Instruction — Count the lines containing "style". Give the number alone.

Input records —
::::::
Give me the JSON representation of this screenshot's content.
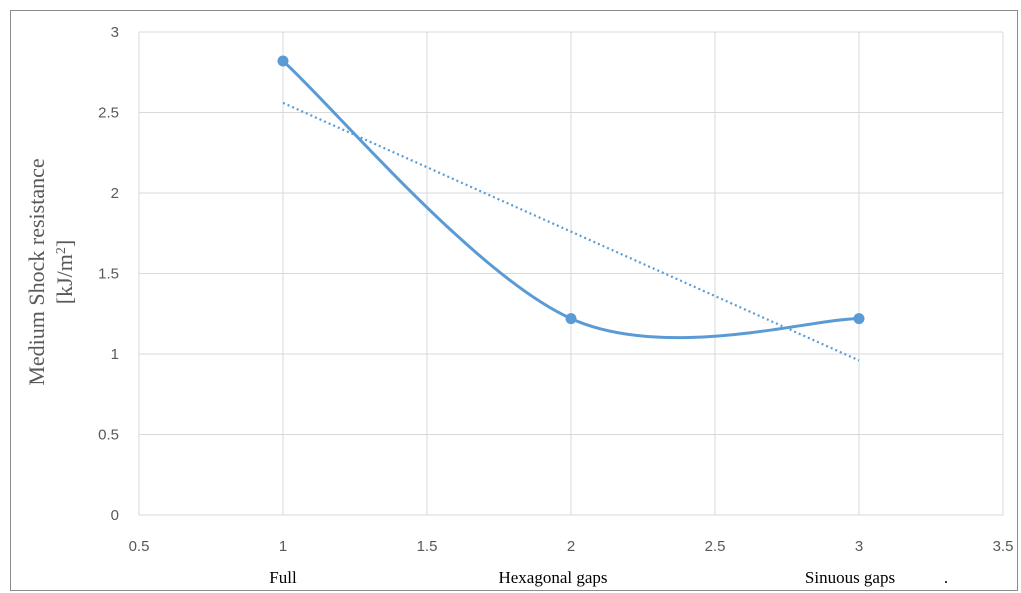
{
  "chart_data": {
    "type": "scatter",
    "series": [
      {
        "x": [
          1,
          2,
          3
        ],
        "y": [
          2.82,
          1.22,
          1.22
        ],
        "style": "smooth line with markers",
        "color": "#5b9bd5"
      }
    ],
    "trendline": {
      "type": "linear",
      "style": "dotted",
      "color": "#5b9bd5",
      "x": [
        1,
        3
      ],
      "y": [
        2.56,
        0.96
      ]
    },
    "xlim": [
      0.5,
      3.5
    ],
    "ylim": [
      0,
      3
    ],
    "xticks": [
      "0.5",
      "1",
      "1.5",
      "2",
      "2.5",
      "3",
      "3.5"
    ],
    "yticks": [
      "0",
      "0.5",
      "1",
      "1.5",
      "2",
      "2.5",
      "3"
    ],
    "ylabel_line1": "Medium Shock resistance",
    "ylabel_line2": "[kJ/m2]",
    "category_labels": [
      "Full",
      "Hexagonal gaps",
      "Sinuous gaps",
      "."
    ],
    "grid": true,
    "legend": "none"
  }
}
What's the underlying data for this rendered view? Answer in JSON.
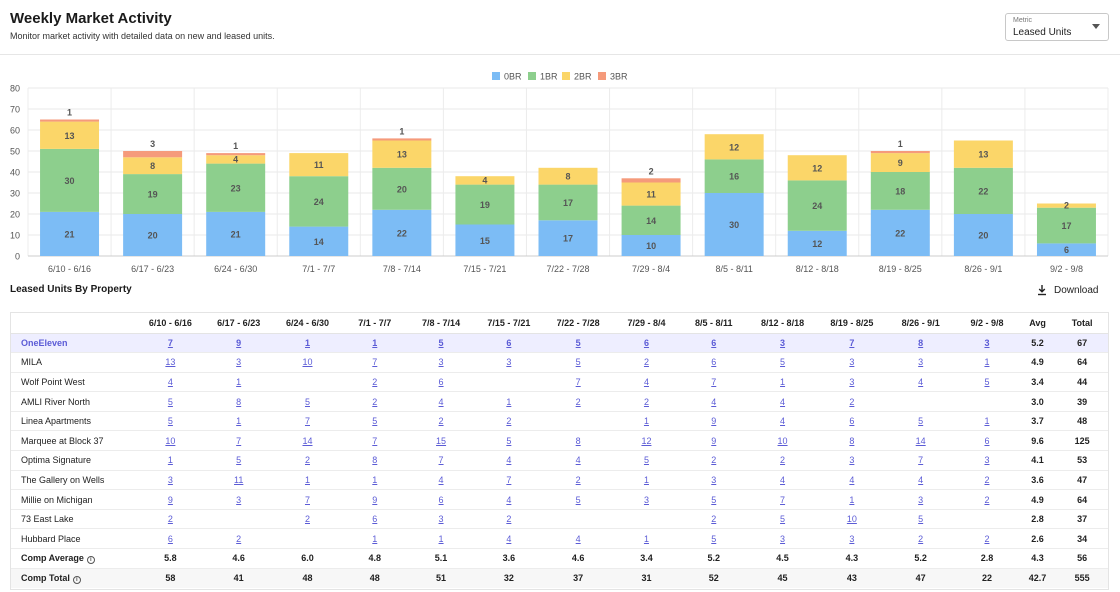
::::::
Written answer — 2